Favorite Horror Stories: "Blood Son" by Richard Matheson (1951)

Until he was twelve Jules kept pretty much out of trouble.

Of course there was the time they found him undressing Olive Jones in an alley. And another time he was discovered dissecting a kitten on his bed.

How about that for a creepy kid? I mean, that is just textbook. Red flag and three-alarm fire. Get this kid into a psych ward posthaste. But in Richard Matheson's telling, "Those scandals were forgotten." I know it beggars the imagination today, but you know, as Lou Reed and the Velvet Underground sang, "Those were different times." And Matheson, one of the Founding Fathers of our beloved horror and dark fantasy genres, isn't writing a true-crime tale; this early Fifties, much-anthologized short story is called "Blood Son," and he's only setting the stage for our disturbed young protagonist to fulfill his much-desired destiny.

Originally appearing in a spring 1951 issue of a magazine called "Imagination" under the title "'Drink My Red Blood...'", Matheson uses spare, plain sentences in paragraph form to highlight the single-mindededness of little Jules: he wants to be a vampire. Born "on a night when winds uprooted trees" with three teeth to latch onto his mother's breast to drink mingled milk and blood, Jules has never not been creepy. He doesn't speak till he is five years old and then it's to say "Death" at the dinner table. Then he starts making up words, edgy freak-out-the-squares stuff like "killove" and "nighttouch." He's a failure in school, unless it's reading and writing, then "he was almost brilliant." A literate creep!

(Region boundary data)
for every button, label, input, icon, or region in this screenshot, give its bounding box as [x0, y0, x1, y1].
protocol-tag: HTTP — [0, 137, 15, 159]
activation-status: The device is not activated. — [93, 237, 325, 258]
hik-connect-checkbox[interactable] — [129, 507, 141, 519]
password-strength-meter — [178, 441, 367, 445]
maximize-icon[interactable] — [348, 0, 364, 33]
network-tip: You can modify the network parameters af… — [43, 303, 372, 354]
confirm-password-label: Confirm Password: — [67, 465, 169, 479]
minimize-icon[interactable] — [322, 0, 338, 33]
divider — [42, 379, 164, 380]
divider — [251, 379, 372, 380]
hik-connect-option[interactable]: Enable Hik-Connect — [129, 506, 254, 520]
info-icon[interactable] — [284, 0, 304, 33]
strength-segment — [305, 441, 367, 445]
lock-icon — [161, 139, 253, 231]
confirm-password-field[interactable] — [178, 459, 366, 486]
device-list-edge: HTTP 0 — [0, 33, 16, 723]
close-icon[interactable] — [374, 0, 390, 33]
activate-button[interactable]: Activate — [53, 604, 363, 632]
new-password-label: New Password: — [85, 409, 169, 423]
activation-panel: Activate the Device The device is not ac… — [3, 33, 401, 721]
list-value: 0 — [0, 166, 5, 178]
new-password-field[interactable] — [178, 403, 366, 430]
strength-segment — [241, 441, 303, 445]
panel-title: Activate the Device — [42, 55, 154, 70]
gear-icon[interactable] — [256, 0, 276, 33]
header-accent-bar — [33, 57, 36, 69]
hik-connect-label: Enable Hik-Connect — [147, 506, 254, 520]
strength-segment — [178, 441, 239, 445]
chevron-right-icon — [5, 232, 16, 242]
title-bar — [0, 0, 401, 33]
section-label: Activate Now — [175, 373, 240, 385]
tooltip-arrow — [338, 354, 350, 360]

# SET EXERCISE
Retype the piece on "Blood Son" in full, word for word, from its title line to its final sentence.

# WRITTEN RESPONSE
Favorite Horror Stories: "Blood Son" by Richard Matheson (1951)

Until he was twelve Jules kept pretty much out of trouble.

Of course there was the time they found him undressing Olive Jones in an alley. And another time he was discovered dissecting a kitten on his bed.

How about that for a creepy kid? I mean, that is just textbook. Red flag and three-alarm fire. Get this kid into a psych ward posthaste. But in Richard Matheson's telling, "Those scandals were forgotten." I know it beggars the imagination today, but you know, as Lou Reed and the Velvet Underground sang, "Those were different times." And Matheson, one of the Founding Fathers of our beloved horror and dark fantasy genres, isn't writing a true-crime tale; this early Fifties, much-anthologized short story is called "Blood Son," and he's only setting the stage for our disturbed young protagonist to fulfill his much-desired destiny.

Originally appearing in a spring 1951 issue of a magazine called "Imagination" under the title "'Drink My Red Blood...'", Matheson uses spare, plain sentences in paragraph form to highlight the single-mindededness of little Jules: he wants to be a vampire. Born "on a night when winds uprooted trees" with three teeth to latch onto his mother's breast to drink mingled milk and blood, Jules has never not been creepy. He doesn't speak till he is five years old and then it's to say "Death" at the dinner table. Then he starts making up words, edgy freak-out-the-squares stuff like "killove" and "nighttouch." He's a failure in school, unless it's reading and writing, then "he was almost brilliant." A literate creep!